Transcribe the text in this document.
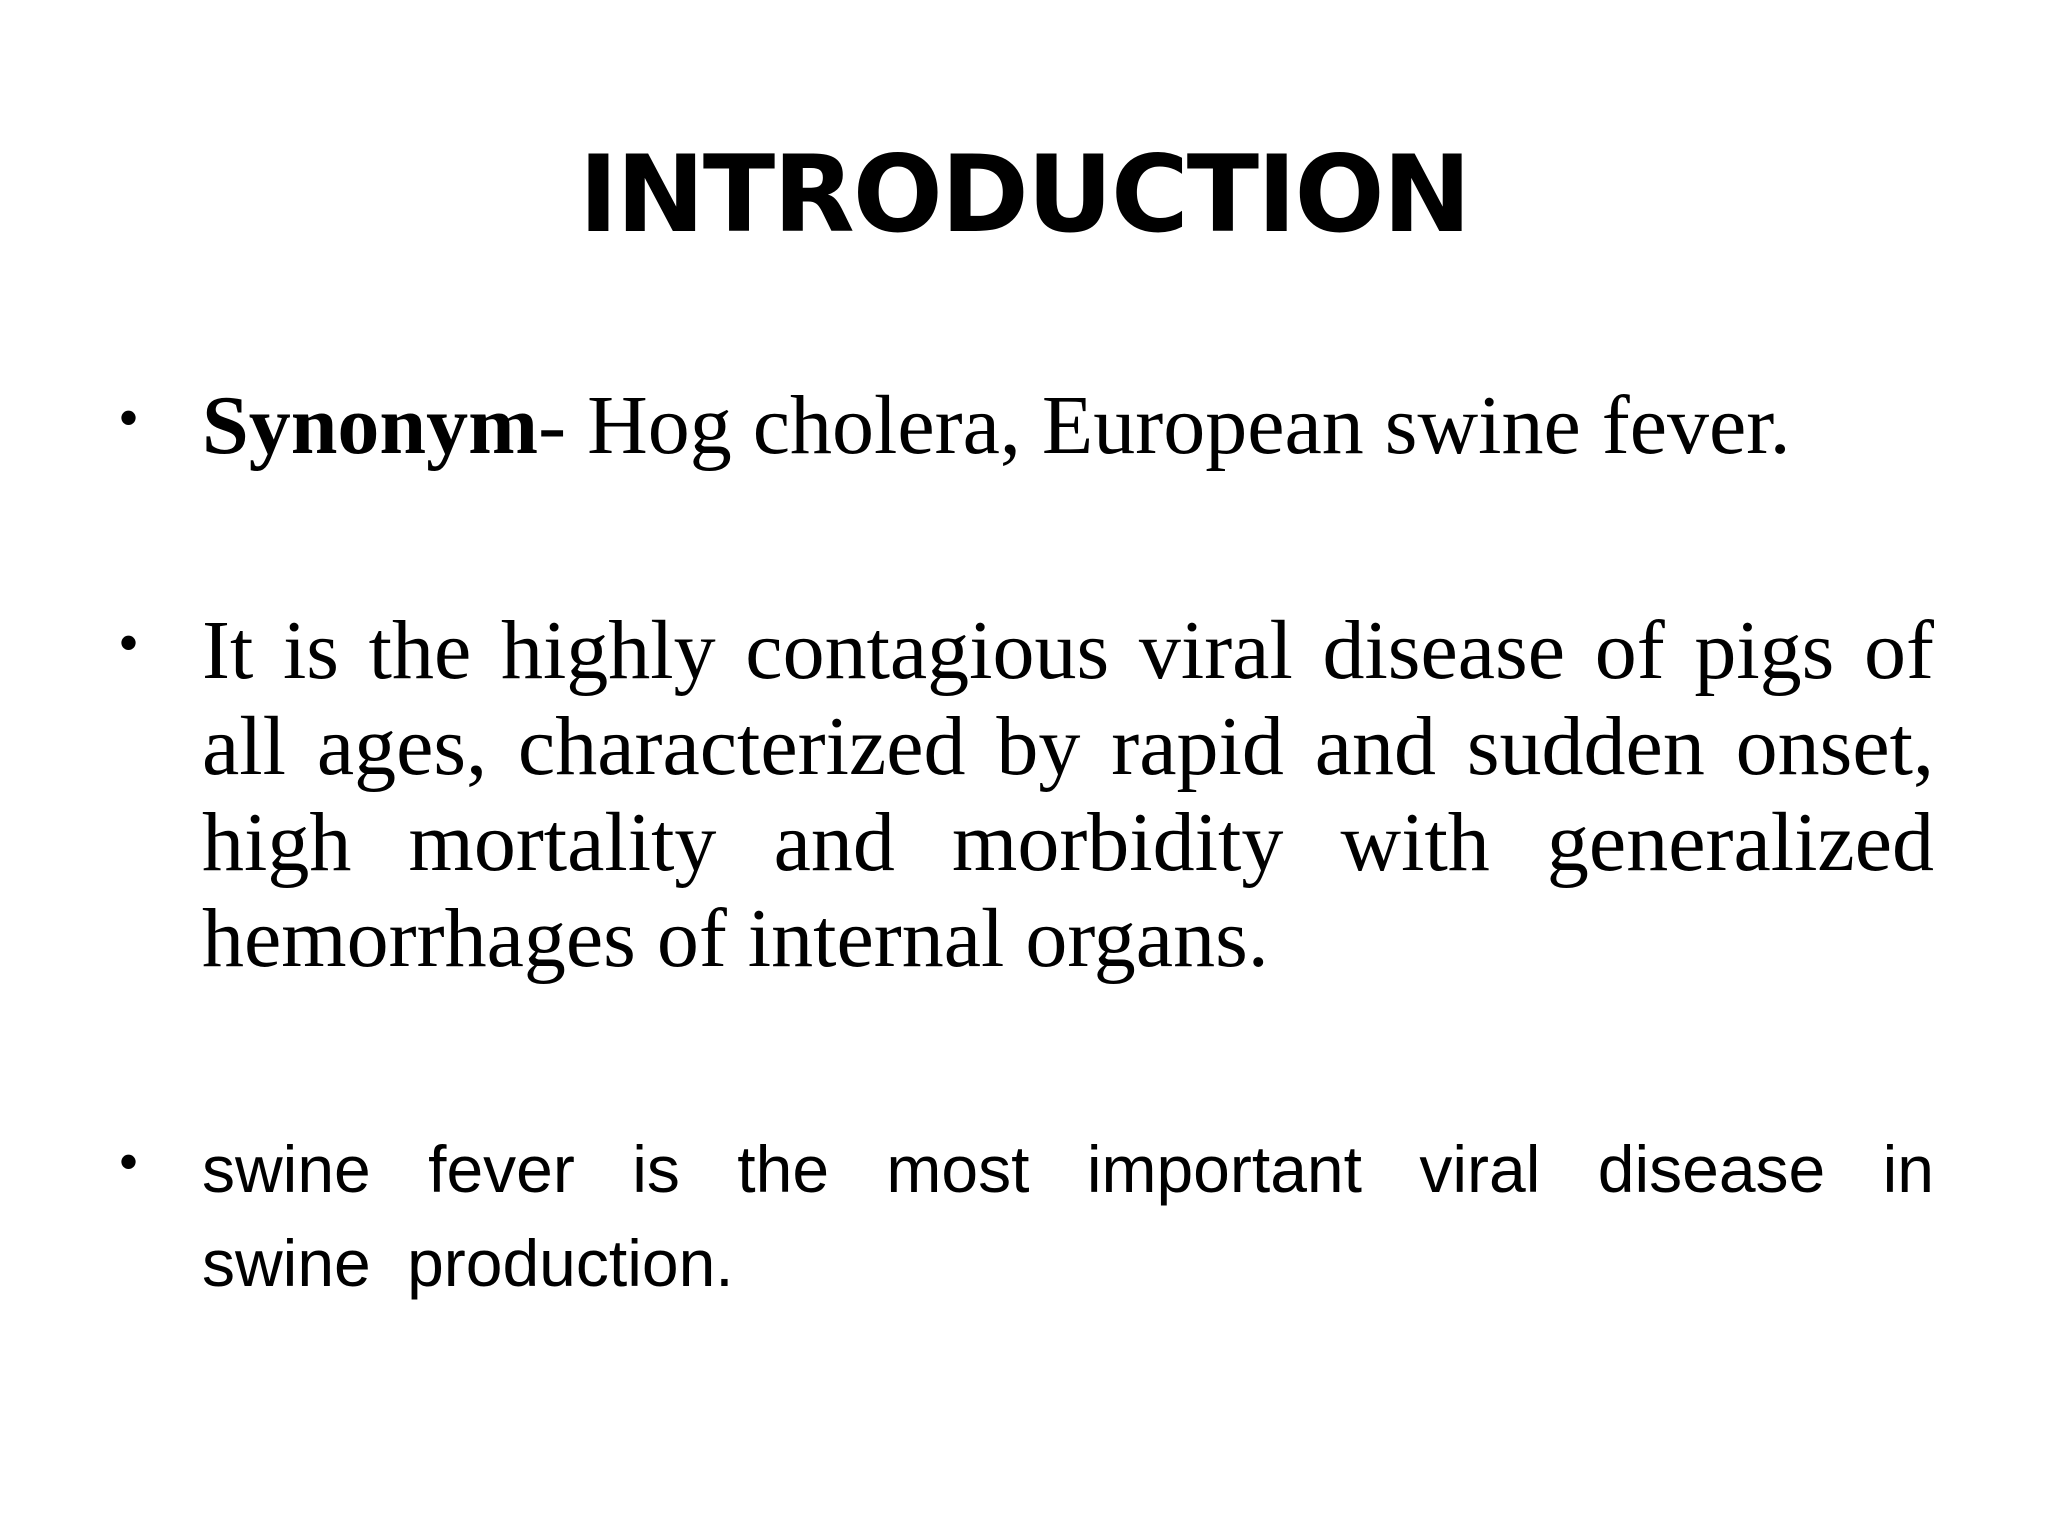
INTRODUCTION
• Synonym- Hog cholera, European swine fever.
• It is the highly contagious viral disease of pigs of all ages, characterized by rapid and sudden onset, high mortality and morbidity with generalized hemorrhages of internal organs.
• swine fever is the most important viral disease in swine production.
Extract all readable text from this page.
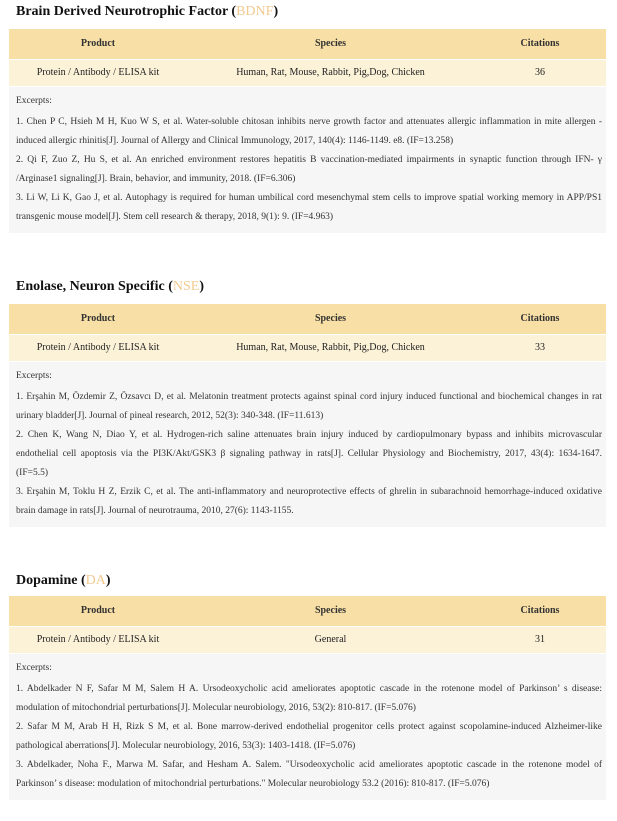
Brain Derived Neurotrophic Factor (BDNF)
Product	Species	Citations
Protein / Antibody / ELISA kit	Human, Rat, Mouse, Rabbit, Pig,Dog, Chicken	36
Excerpts:
1. Chen P C, Hsieh M H, Kuo W S, et al. Water-soluble chitosan inhibits nerve growth factor and attenuates allergic inflammation in mite allergen - induced allergic rhinitis[J]. Journal of Allergy and Clinical Immunology, 2017, 140(4): 1146-1149. e8. (IF=13.258)
2. Qi F, Zuo Z, Hu S, et al. An enriched environment restores hepatitis B vaccination-mediated impairments in synaptic function through IFN- γ /Arginase1 signaling[J]. Brain, behavior, and immunity, 2018. (IF=6.306)
3. Li W, Li K, Gao J, et al. Autophagy is required for human umbilical cord mesenchymal stem cells to improve spatial working memory in APP/PS1 transgenic mouse model[J]. Stem cell research & therapy, 2018, 9(1): 9. (IF=4.963)
Enolase, Neuron Specific (NSE)
Product	Species	Citations
Protein / Antibody / ELISA kit	Human, Rat, Mouse, Rabbit, Pig,Dog, Chicken	33
Excerpts:
1. Erşahin M, Özdemir Z, Özsavcı D, et al. Melatonin treatment protects against spinal cord injury induced functional and biochemical changes in rat urinary bladder[J]. Journal of pineal research, 2012, 52(3): 340-348. (IF=11.613)
2. Chen K, Wang N, Diao Y, et al. Hydrogen-rich saline attenuates brain injury induced by cardiopulmonary bypass and inhibits microvascular endothelial cell apoptosis via the PI3K/Akt/GSK3 β signaling pathway in rats[J]. Cellular Physiology and Biochemistry, 2017, 43(4): 1634-1647. (IF=5.5)
3. Erşahin M, Toklu H Z, Erzik C, et al. The anti-inflammatory and neuroprotective effects of ghrelin in subarachnoid hemorrhage-induced oxidative brain damage in rats[J]. Journal of neurotrauma, 2010, 27(6): 1143-1155.
Dopamine (DA)
Product	Species	Citations
Protein / Antibody / ELISA kit	General	31
Excerpts:
1. Abdelkader N F, Safar M M, Salem H A. Ursodeoxycholic acid ameliorates apoptotic cascade in the rotenone model of Parkinson’ s disease: modulation of mitochondrial perturbations[J]. Molecular neurobiology, 2016, 53(2): 810-817. (IF=5.076)
2. Safar M M, Arab H H, Rizk S M, et al. Bone marrow-derived endothelial progenitor cells protect against scopolamine-induced Alzheimer-like pathological aberrations[J]. Molecular neurobiology, 2016, 53(3): 1403-1418. (IF=5.076)
3. Abdelkader, Noha F., Marwa M. Safar, and Hesham A. Salem. "Ursodeoxycholic acid ameliorates apoptotic cascade in the rotenone model of Parkinson’ s disease: modulation of mitochondrial perturbations." Molecular neurobiology 53.2 (2016): 810-817. (IF=5.076)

+===+

*PROBLEM STATEMENT*
The records above are to be duplicated exactly, pictures left out.

*YOUR SOLUTION*
Transcribe the text in this document.
INTRODUCTION
• Synonym- Hog cholera, European swine fever.
• It is the highly contagious viral disease of pigs of all ages, characterized by rapid and sudden onset, high mortality and morbidity with generalized hemorrhages of internal organs.
• swine fever is the most important viral disease in swine production.
Extract all readable text from this page.
Brain Derived Neurotrophic Factor (BDNF)
Product	Species	Citations
Protein / Antibody / ELISA kit	Human, Rat, Mouse, Rabbit, Pig,Dog, Chicken	36
Excerpts:
1. Chen P C, Hsieh M H, Kuo W S, et al. Water-soluble chitosan inhibits nerve growth factor and attenuates allergic inflammation in mite allergen - induced allergic rhinitis[J]. Journal of Allergy and Clinical Immunology, 2017, 140(4): 1146-1149. e8. (IF=13.258)
2. Qi F, Zuo Z, Hu S, et al. An enriched environment restores hepatitis B vaccination-mediated impairments in synaptic function through IFN- γ /Arginase1 signaling[J]. Brain, behavior, and immunity, 2018. (IF=6.306)
3. Li W, Li K, Gao J, et al. Autophagy is required for human umbilical cord mesenchymal stem cells to improve spatial working memory in APP/PS1 transgenic mouse model[J]. Stem cell research & therapy, 2018, 9(1): 9. (IF=4.963)
Enolase, Neuron Specific (NSE)
Product	Species	Citations
Protein / Antibody / ELISA kit	Human, Rat, Mouse, Rabbit, Pig,Dog, Chicken	33
Excerpts:
1. Erşahin M, Özdemir Z, Özsavcı D, et al. Melatonin treatment protects against spinal cord injury induced functional and biochemical changes in rat urinary bladder[J]. Journal of pineal research, 2012, 52(3): 340-348. (IF=11.613)
2. Chen K, Wang N, Diao Y, et al. Hydrogen-rich saline attenuates brain injury induced by cardiopulmonary bypass and inhibits microvascular endothelial cell apoptosis via the PI3K/Akt/GSK3 β signaling pathway in rats[J]. Cellular Physiology and Biochemistry, 2017, 43(4): 1634-1647. (IF=5.5)
3. Erşahin M, Toklu H Z, Erzik C, et al. The anti-inflammatory and neuroprotective effects of ghrelin in subarachnoid hemorrhage-induced oxidative brain damage in rats[J]. Journal of neurotrauma, 2010, 27(6): 1143-1155.
Dopamine (DA)
Product	Species	Citations
Protein / Antibody / ELISA kit	General	31
Excerpts:
1. Abdelkader N F, Safar M M, Salem H A. Ursodeoxycholic acid ameliorates apoptotic cascade in the rotenone model of Parkinson’ s disease: modulation of mitochondrial perturbations[J]. Molecular neurobiology, 2016, 53(2): 810-817. (IF=5.076)
2. Safar M M, Arab H H, Rizk S M, et al. Bone marrow-derived endothelial progenitor cells protect against scopolamine-induced Alzheimer-like pathological aberrations[J]. Molecular neurobiology, 2016, 53(3): 1403-1418. (IF=5.076)
3. Abdelkader, Noha F., Marwa M. Safar, and Hesham A. Salem. "Ursodeoxycholic acid ameliorates apoptotic cascade in the rotenone model of Parkinson’ s disease: modulation of mitochondrial perturbations." Molecular neurobiology 53.2 (2016): 810-817. (IF=5.076)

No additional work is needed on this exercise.